◆ **What is asked**: From the listing below, pick out each line with the word "this".

◆ **Task input**:
━━━━

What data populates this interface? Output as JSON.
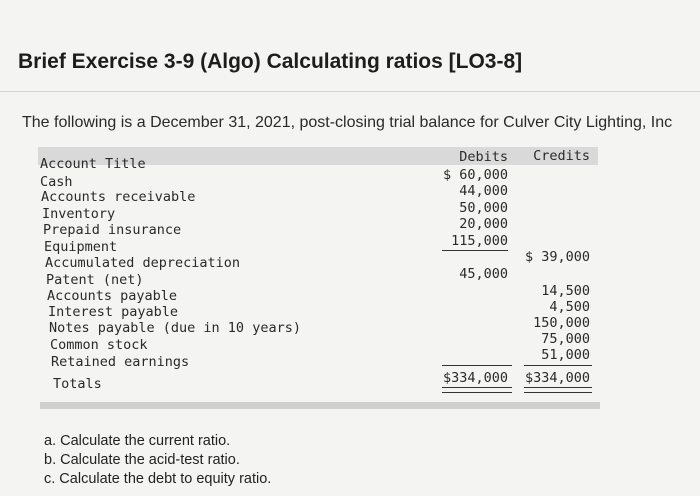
{
  "header": {
    "title": "Brief Exercise 3-9 (Algo) Calculating ratios [LO3-8]"
  },
  "intro": "The following is a December 31, 2021, post-closing trial balance for Culver City Lighting, Inc",
  "table": {
    "headers": {
      "account": "Account Title",
      "debits": "Debits",
      "credits": "Credits"
    },
    "rows": [
      {
        "account": "Cash",
        "debit": "$ 60,000",
        "credit": ""
      },
      {
        "account": "Accounts receivable",
        "debit": "44,000",
        "credit": ""
      },
      {
        "account": "Inventory",
        "debit": "50,000",
        "credit": ""
      },
      {
        "account": "Prepaid insurance",
        "debit": "20,000",
        "credit": ""
      },
      {
        "account": "Equipment",
        "debit": "115,000",
        "credit": ""
      },
      {
        "account": "Accumulated depreciation",
        "debit": "",
        "credit": "$ 39,000"
      },
      {
        "account": "Patent (net)",
        "debit": "45,000",
        "credit": ""
      },
      {
        "account": "Accounts payable",
        "debit": "",
        "credit": "14,500"
      },
      {
        "account": "Interest payable",
        "debit": "",
        "credit": "4,500"
      },
      {
        "account": "Notes payable (due in 10 years)",
        "debit": "",
        "credit": "150,000"
      },
      {
        "account": "Common stock",
        "debit": "",
        "credit": "75,000"
      },
      {
        "account": "Retained earnings",
        "debit": "",
        "credit": "51,000"
      }
    ],
    "totals": {
      "label": "Totals",
      "debit": "$334,000",
      "credit": "$334,000"
    }
  },
  "questions": [
    "a. Calculate the current ratio.",
    "b. Calculate the acid-test ratio.",
    "c. Calculate the debt to equity ratio."
  ]
}
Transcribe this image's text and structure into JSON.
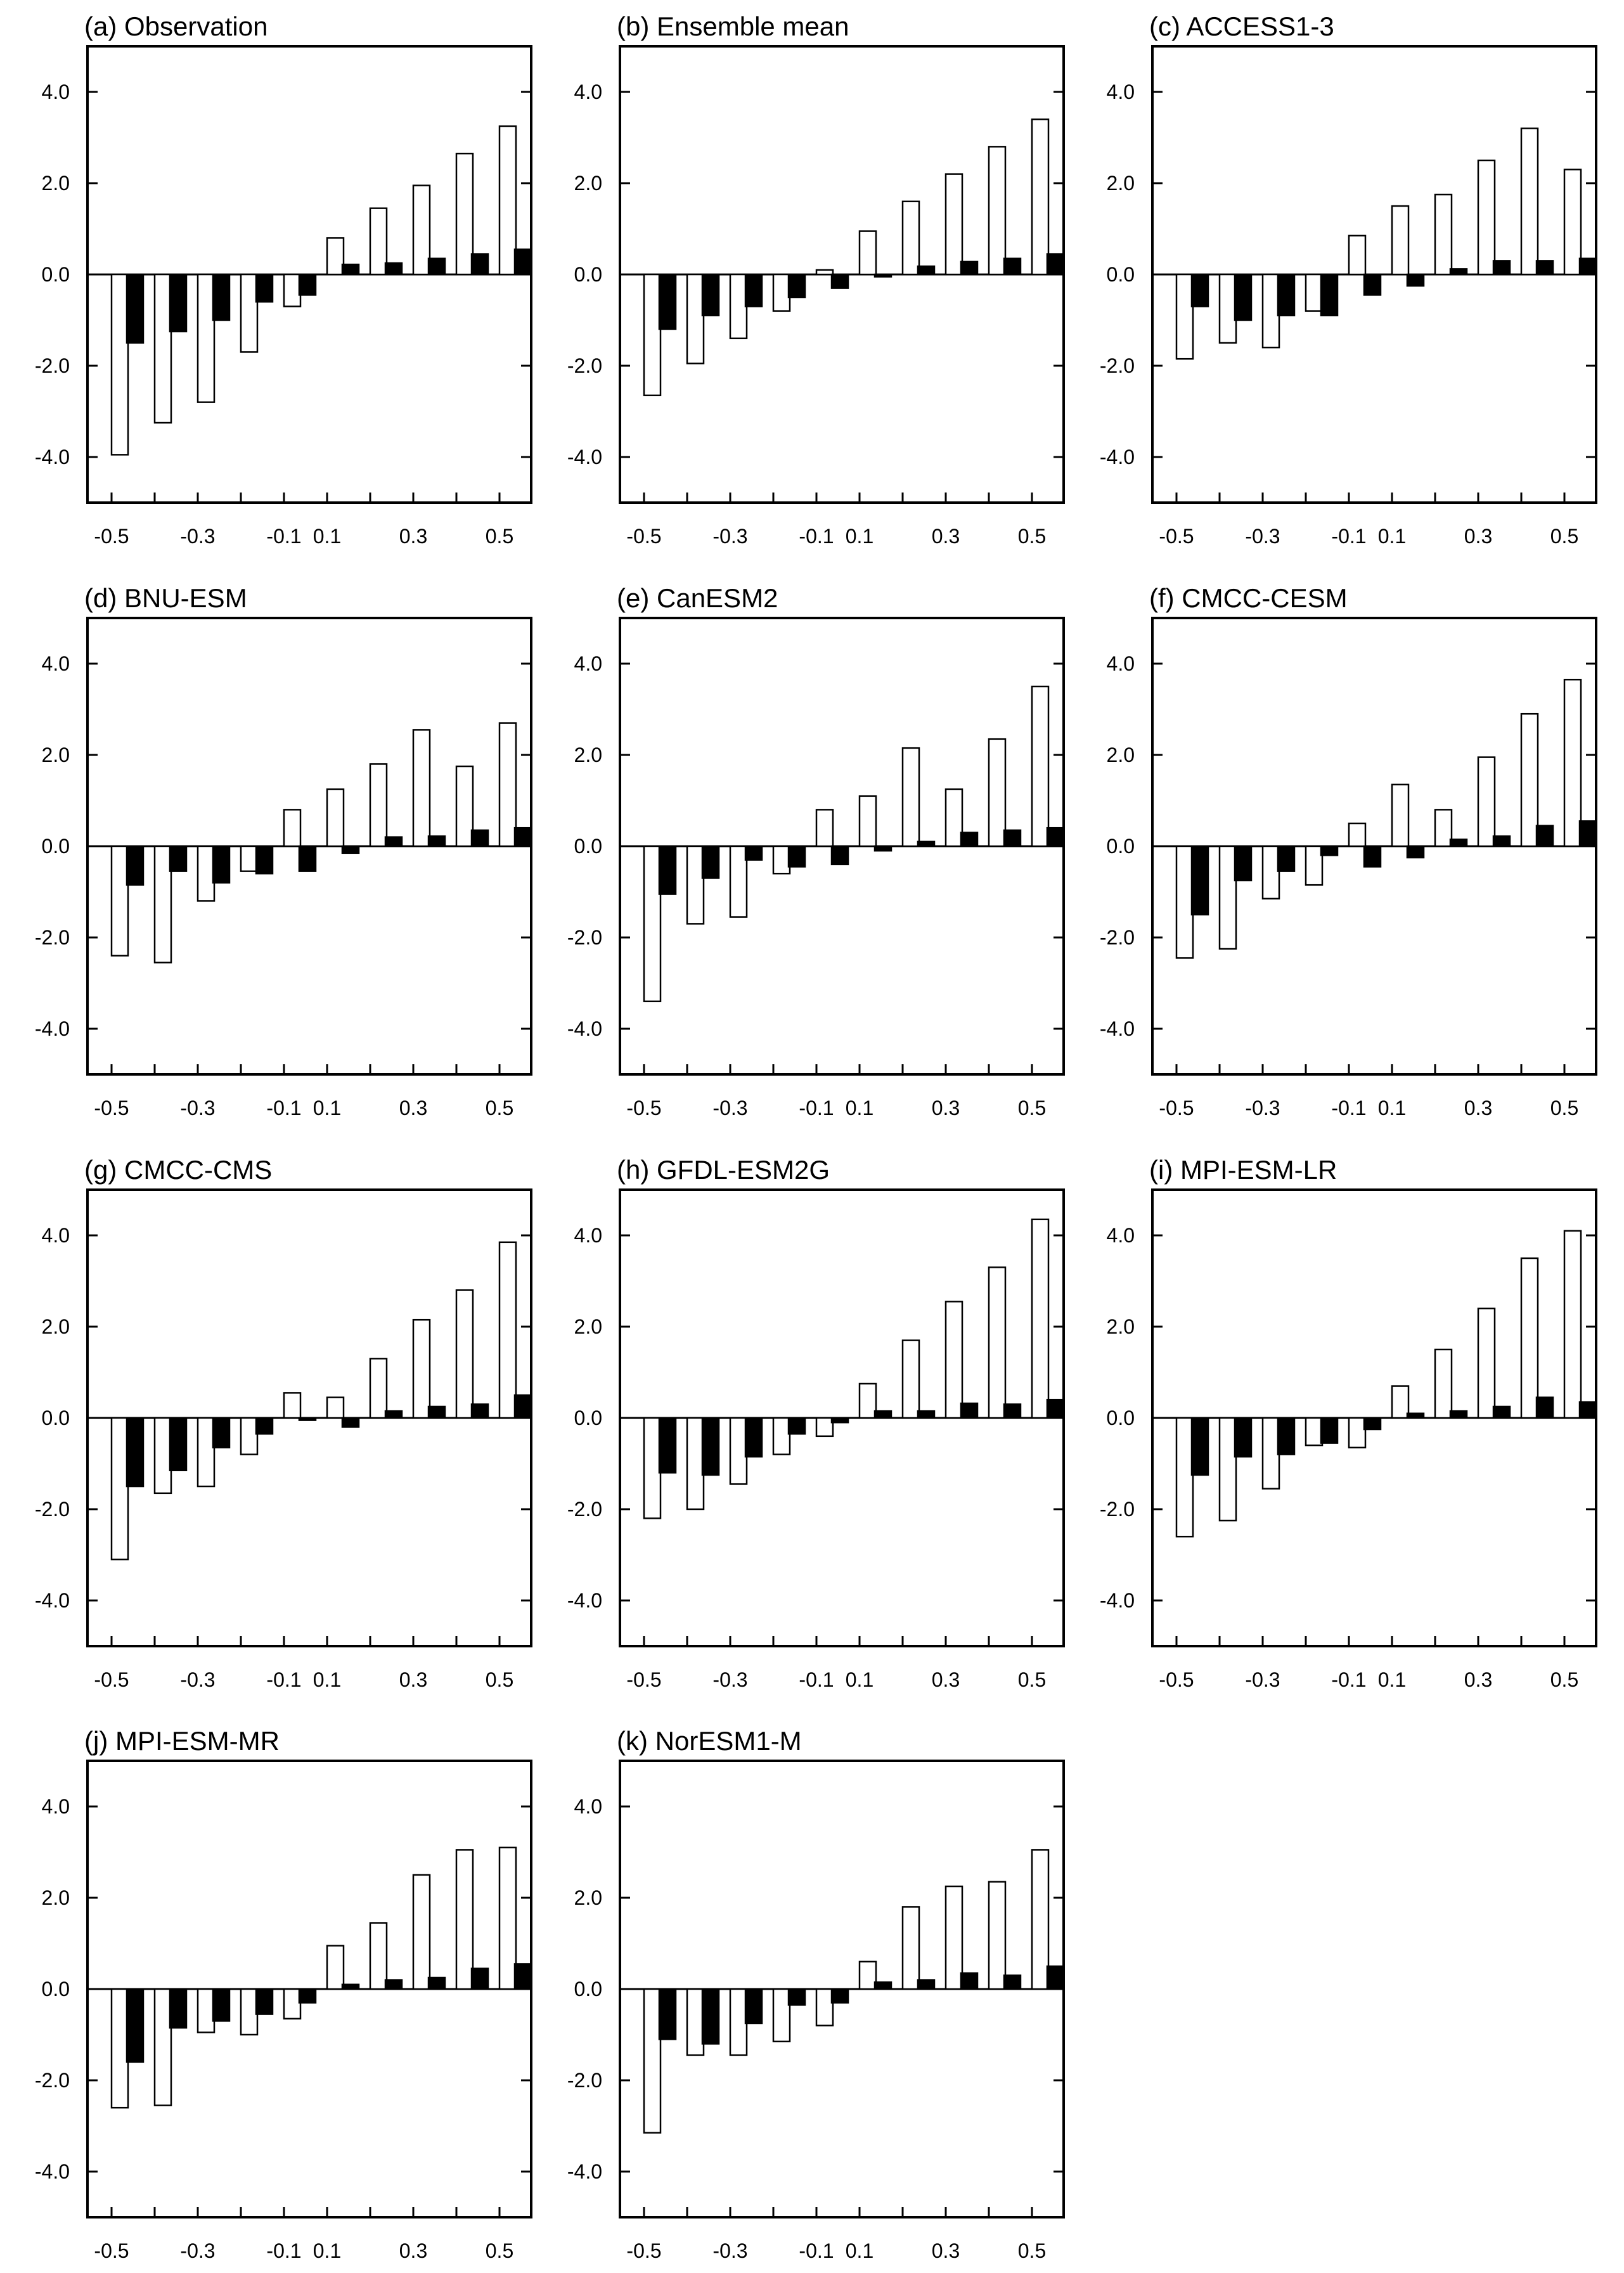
{
  "chart_data": [
    {
      "type": "bar",
      "title": "(a) Observation",
      "categories": [
        "-0.5",
        "-0.4",
        "-0.3",
        "-0.2",
        "-0.1",
        "0.1",
        "0.2",
        "0.3",
        "0.4",
        "0.5"
      ],
      "series": [
        {
          "name": "open",
          "values": [
            -3.95,
            -3.25,
            -2.8,
            -1.7,
            -0.7,
            0.8,
            1.45,
            1.95,
            2.65,
            3.25
          ]
        },
        {
          "name": "filled",
          "values": [
            -1.5,
            -1.25,
            -1.0,
            -0.6,
            -0.45,
            0.22,
            0.25,
            0.35,
            0.45,
            0.55
          ]
        }
      ],
      "xticks": [
        "-0.5",
        "-0.3",
        "-0.1",
        "0.1",
        "0.3",
        "0.5"
      ],
      "yticks": [
        "-4.0",
        "-2.0",
        "0.0",
        "2.0",
        "4.0"
      ],
      "ylim": [
        -5.0,
        5.0
      ],
      "xlabel": "",
      "ylabel": ""
    },
    {
      "type": "bar",
      "title": "(b) Ensemble mean",
      "categories": [
        "-0.5",
        "-0.4",
        "-0.3",
        "-0.2",
        "-0.1",
        "0.1",
        "0.2",
        "0.3",
        "0.4",
        "0.5"
      ],
      "series": [
        {
          "name": "open",
          "values": [
            -2.65,
            -1.95,
            -1.4,
            -0.8,
            0.1,
            0.95,
            1.6,
            2.2,
            2.8,
            3.4
          ]
        },
        {
          "name": "filled",
          "values": [
            -1.2,
            -0.9,
            -0.7,
            -0.5,
            -0.3,
            -0.05,
            0.18,
            0.28,
            0.35,
            0.45
          ]
        }
      ],
      "xticks": [
        "-0.5",
        "-0.3",
        "-0.1",
        "0.1",
        "0.3",
        "0.5"
      ],
      "yticks": [
        "-4.0",
        "-2.0",
        "0.0",
        "2.0",
        "4.0"
      ],
      "ylim": [
        -5.0,
        5.0
      ],
      "xlabel": "",
      "ylabel": ""
    },
    {
      "type": "bar",
      "title": "(c) ACCESS1-3",
      "categories": [
        "-0.5",
        "-0.4",
        "-0.3",
        "-0.2",
        "-0.1",
        "0.1",
        "0.2",
        "0.3",
        "0.4",
        "0.5"
      ],
      "series": [
        {
          "name": "open",
          "values": [
            -1.85,
            -1.5,
            -1.6,
            -0.8,
            0.85,
            1.5,
            1.75,
            2.5,
            3.2,
            2.3
          ]
        },
        {
          "name": "filled",
          "values": [
            -0.7,
            -1.0,
            -0.9,
            -0.9,
            -0.45,
            -0.25,
            0.12,
            0.3,
            0.3,
            0.35
          ]
        }
      ],
      "xticks": [
        "-0.5",
        "-0.3",
        "-0.1",
        "0.1",
        "0.3",
        "0.5"
      ],
      "yticks": [
        "-4.0",
        "-2.0",
        "0.0",
        "2.0",
        "4.0"
      ],
      "ylim": [
        -5.0,
        5.0
      ],
      "xlabel": "",
      "ylabel": ""
    },
    {
      "type": "bar",
      "title": "(d) BNU-ESM",
      "categories": [
        "-0.5",
        "-0.4",
        "-0.3",
        "-0.2",
        "-0.1",
        "0.1",
        "0.2",
        "0.3",
        "0.4",
        "0.5"
      ],
      "series": [
        {
          "name": "open",
          "values": [
            -2.4,
            -2.55,
            -1.2,
            -0.55,
            0.8,
            1.25,
            1.8,
            2.55,
            1.75,
            2.7
          ]
        },
        {
          "name": "filled",
          "values": [
            -0.85,
            -0.55,
            -0.8,
            -0.6,
            -0.55,
            -0.15,
            0.2,
            0.22,
            0.35,
            0.4
          ]
        }
      ],
      "xticks": [
        "-0.5",
        "-0.3",
        "-0.1",
        "0.1",
        "0.3",
        "0.5"
      ],
      "yticks": [
        "-4.0",
        "-2.0",
        "0.0",
        "2.0",
        "4.0"
      ],
      "ylim": [
        -5.0,
        5.0
      ],
      "xlabel": "",
      "ylabel": ""
    },
    {
      "type": "bar",
      "title": "(e) CanESM2",
      "categories": [
        "-0.5",
        "-0.4",
        "-0.3",
        "-0.2",
        "-0.1",
        "0.1",
        "0.2",
        "0.3",
        "0.4",
        "0.5"
      ],
      "series": [
        {
          "name": "open",
          "values": [
            -3.4,
            -1.7,
            -1.55,
            -0.6,
            0.8,
            1.1,
            2.15,
            1.25,
            2.35,
            3.5
          ]
        },
        {
          "name": "filled",
          "values": [
            -1.05,
            -0.7,
            -0.3,
            -0.45,
            -0.4,
            -0.1,
            0.1,
            0.3,
            0.35,
            0.4
          ]
        }
      ],
      "xticks": [
        "-0.5",
        "-0.3",
        "-0.1",
        "0.1",
        "0.3",
        "0.5"
      ],
      "yticks": [
        "-4.0",
        "-2.0",
        "0.0",
        "2.0",
        "4.0"
      ],
      "ylim": [
        -5.0,
        5.0
      ],
      "xlabel": "",
      "ylabel": ""
    },
    {
      "type": "bar",
      "title": "(f) CMCC-CESM",
      "categories": [
        "-0.5",
        "-0.4",
        "-0.3",
        "-0.2",
        "-0.1",
        "0.1",
        "0.2",
        "0.3",
        "0.4",
        "0.5"
      ],
      "series": [
        {
          "name": "open",
          "values": [
            -2.45,
            -2.25,
            -1.15,
            -0.85,
            0.5,
            1.35,
            0.8,
            1.95,
            2.9,
            3.65
          ]
        },
        {
          "name": "filled",
          "values": [
            -1.5,
            -0.75,
            -0.55,
            -0.2,
            -0.45,
            -0.25,
            0.15,
            0.22,
            0.45,
            0.55
          ]
        }
      ],
      "xticks": [
        "-0.5",
        "-0.3",
        "-0.1",
        "0.1",
        "0.3",
        "0.5"
      ],
      "yticks": [
        "-4.0",
        "-2.0",
        "0.0",
        "2.0",
        "4.0"
      ],
      "ylim": [
        -5.0,
        5.0
      ],
      "xlabel": "",
      "ylabel": ""
    },
    {
      "type": "bar",
      "title": "(g) CMCC-CMS",
      "categories": [
        "-0.5",
        "-0.4",
        "-0.3",
        "-0.2",
        "-0.1",
        "0.1",
        "0.2",
        "0.3",
        "0.4",
        "0.5"
      ],
      "series": [
        {
          "name": "open",
          "values": [
            -3.1,
            -1.65,
            -1.5,
            -0.8,
            0.55,
            0.45,
            1.3,
            2.15,
            2.8,
            3.85
          ]
        },
        {
          "name": "filled",
          "values": [
            -1.5,
            -1.15,
            -0.65,
            -0.35,
            -0.05,
            -0.2,
            0.15,
            0.25,
            0.3,
            0.5
          ]
        }
      ],
      "xticks": [
        "-0.5",
        "-0.3",
        "-0.1",
        "0.1",
        "0.3",
        "0.5"
      ],
      "yticks": [
        "-4.0",
        "-2.0",
        "0.0",
        "2.0",
        "4.0"
      ],
      "ylim": [
        -5.0,
        5.0
      ],
      "xlabel": "",
      "ylabel": ""
    },
    {
      "type": "bar",
      "title": "(h) GFDL-ESM2G",
      "categories": [
        "-0.5",
        "-0.4",
        "-0.3",
        "-0.2",
        "-0.1",
        "0.1",
        "0.2",
        "0.3",
        "0.4",
        "0.5"
      ],
      "series": [
        {
          "name": "open",
          "values": [
            -2.2,
            -2.0,
            -1.45,
            -0.8,
            -0.4,
            0.75,
            1.7,
            2.55,
            3.3,
            4.35
          ]
        },
        {
          "name": "filled",
          "values": [
            -1.2,
            -1.25,
            -0.85,
            -0.35,
            -0.1,
            0.15,
            0.15,
            0.32,
            0.3,
            0.4
          ]
        }
      ],
      "xticks": [
        "-0.5",
        "-0.3",
        "-0.1",
        "0.1",
        "0.3",
        "0.5"
      ],
      "yticks": [
        "-4.0",
        "-2.0",
        "0.0",
        "2.0",
        "4.0"
      ],
      "ylim": [
        -5.0,
        5.0
      ],
      "xlabel": "",
      "ylabel": ""
    },
    {
      "type": "bar",
      "title": "(i) MPI-ESM-LR",
      "categories": [
        "-0.5",
        "-0.4",
        "-0.3",
        "-0.2",
        "-0.1",
        "0.1",
        "0.2",
        "0.3",
        "0.4",
        "0.5"
      ],
      "series": [
        {
          "name": "open",
          "values": [
            -2.6,
            -2.25,
            -1.55,
            -0.6,
            -0.65,
            0.7,
            1.5,
            2.4,
            3.5,
            4.1
          ]
        },
        {
          "name": "filled",
          "values": [
            -1.25,
            -0.85,
            -0.8,
            -0.55,
            -0.25,
            0.1,
            0.15,
            0.25,
            0.45,
            0.35
          ]
        }
      ],
      "xticks": [
        "-0.5",
        "-0.3",
        "-0.1",
        "0.1",
        "0.3",
        "0.5"
      ],
      "yticks": [
        "-4.0",
        "-2.0",
        "0.0",
        "2.0",
        "4.0"
      ],
      "ylim": [
        -5.0,
        5.0
      ],
      "xlabel": "",
      "ylabel": ""
    },
    {
      "type": "bar",
      "title": "(j) MPI-ESM-MR",
      "categories": [
        "-0.5",
        "-0.4",
        "-0.3",
        "-0.2",
        "-0.1",
        "0.1",
        "0.2",
        "0.3",
        "0.4",
        "0.5"
      ],
      "series": [
        {
          "name": "open",
          "values": [
            -2.6,
            -2.55,
            -0.95,
            -1.0,
            -0.65,
            0.95,
            1.45,
            2.5,
            3.05,
            3.1
          ]
        },
        {
          "name": "filled",
          "values": [
            -1.6,
            -0.85,
            -0.7,
            -0.55,
            -0.3,
            0.1,
            0.2,
            0.25,
            0.45,
            0.55
          ]
        }
      ],
      "xticks": [
        "-0.5",
        "-0.3",
        "-0.1",
        "0.1",
        "0.3",
        "0.5"
      ],
      "yticks": [
        "-4.0",
        "-2.0",
        "0.0",
        "2.0",
        "4.0"
      ],
      "ylim": [
        -5.0,
        5.0
      ],
      "xlabel": "",
      "ylabel": ""
    },
    {
      "type": "bar",
      "title": "(k) NorESM1-M",
      "categories": [
        "-0.5",
        "-0.4",
        "-0.3",
        "-0.2",
        "-0.1",
        "0.1",
        "0.2",
        "0.3",
        "0.4",
        "0.5"
      ],
      "series": [
        {
          "name": "open",
          "values": [
            -3.15,
            -1.45,
            -1.45,
            -1.15,
            -0.8,
            0.6,
            1.8,
            2.25,
            2.35,
            3.05
          ]
        },
        {
          "name": "filled",
          "values": [
            -1.1,
            -1.2,
            -0.75,
            -0.35,
            -0.3,
            0.15,
            0.2,
            0.35,
            0.3,
            0.5
          ]
        }
      ],
      "xticks": [
        "-0.5",
        "-0.3",
        "-0.1",
        "0.1",
        "0.3",
        "0.5"
      ],
      "yticks": [
        "-4.0",
        "-2.0",
        "0.0",
        "2.0",
        "4.0"
      ],
      "ylim": [
        -5.0,
        5.0
      ],
      "xlabel": "",
      "ylabel": ""
    }
  ],
  "colors": {
    "open_bar_fill": "#ffffff",
    "filled_bar_fill": "#000000",
    "stroke": "#000000"
  }
}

━━━━

◆ **Reply to the exercise**:
What data populates this interface? Output as JSON.
Transcribe this image's text and structure into JSON.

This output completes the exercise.